* START *
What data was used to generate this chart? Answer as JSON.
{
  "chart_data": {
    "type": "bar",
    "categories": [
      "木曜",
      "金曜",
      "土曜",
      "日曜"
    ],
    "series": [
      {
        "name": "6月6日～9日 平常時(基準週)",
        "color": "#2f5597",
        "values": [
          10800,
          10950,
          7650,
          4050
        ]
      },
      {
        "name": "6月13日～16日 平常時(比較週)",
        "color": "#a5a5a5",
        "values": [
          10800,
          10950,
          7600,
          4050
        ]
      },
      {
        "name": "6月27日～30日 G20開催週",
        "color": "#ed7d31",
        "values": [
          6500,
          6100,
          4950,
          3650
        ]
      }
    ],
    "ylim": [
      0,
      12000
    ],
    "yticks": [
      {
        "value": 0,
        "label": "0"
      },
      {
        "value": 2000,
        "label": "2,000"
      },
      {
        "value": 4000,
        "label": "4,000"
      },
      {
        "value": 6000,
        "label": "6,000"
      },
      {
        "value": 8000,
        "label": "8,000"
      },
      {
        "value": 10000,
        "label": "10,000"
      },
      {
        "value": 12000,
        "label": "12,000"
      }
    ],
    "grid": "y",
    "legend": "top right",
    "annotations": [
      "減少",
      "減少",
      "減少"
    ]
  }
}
* END *
[DIRECTIONS FOR THIS TASK]:
Can you restate every record above word for word?

[CORRECT OUTPUT]:
What data was used to generate this chart? Answer as JSON.
{
  "chart_data": {
    "type": "bar",
    "categories": [
      "木曜",
      "金曜",
      "土曜",
      "日曜"
    ],
    "series": [
      {
        "name": "6月6日～9日 平常時(基準週)",
        "color": "#2f5597",
        "values": [
          10800,
          10950,
          7650,
          4050
        ]
      },
      {
        "name": "6月13日～16日 平常時(比較週)",
        "color": "#a5a5a5",
        "values": [
          10800,
          10950,
          7600,
          4050
        ]
      },
      {
        "name": "6月27日～30日 G20開催週",
        "color": "#ed7d31",
        "values": [
          6500,
          6100,
          4950,
          3650
        ]
      }
    ],
    "ylim": [
      0,
      12000
    ],
    "yticks": [
      {
        "value": 0,
        "label": "0"
      },
      {
        "value": 2000,
        "label": "2,000"
      },
      {
        "value": 4000,
        "label": "4,000"
      },
      {
        "value": 6000,
        "label": "6,000"
      },
      {
        "value": 8000,
        "label": "8,000"
      },
      {
        "value": 10000,
        "label": "10,000"
      },
      {
        "value": 12000,
        "label": "12,000"
      }
    ],
    "grid": "y",
    "legend": "top right",
    "annotations": [
      "減少",
      "減少",
      "減少"
    ]
  }
}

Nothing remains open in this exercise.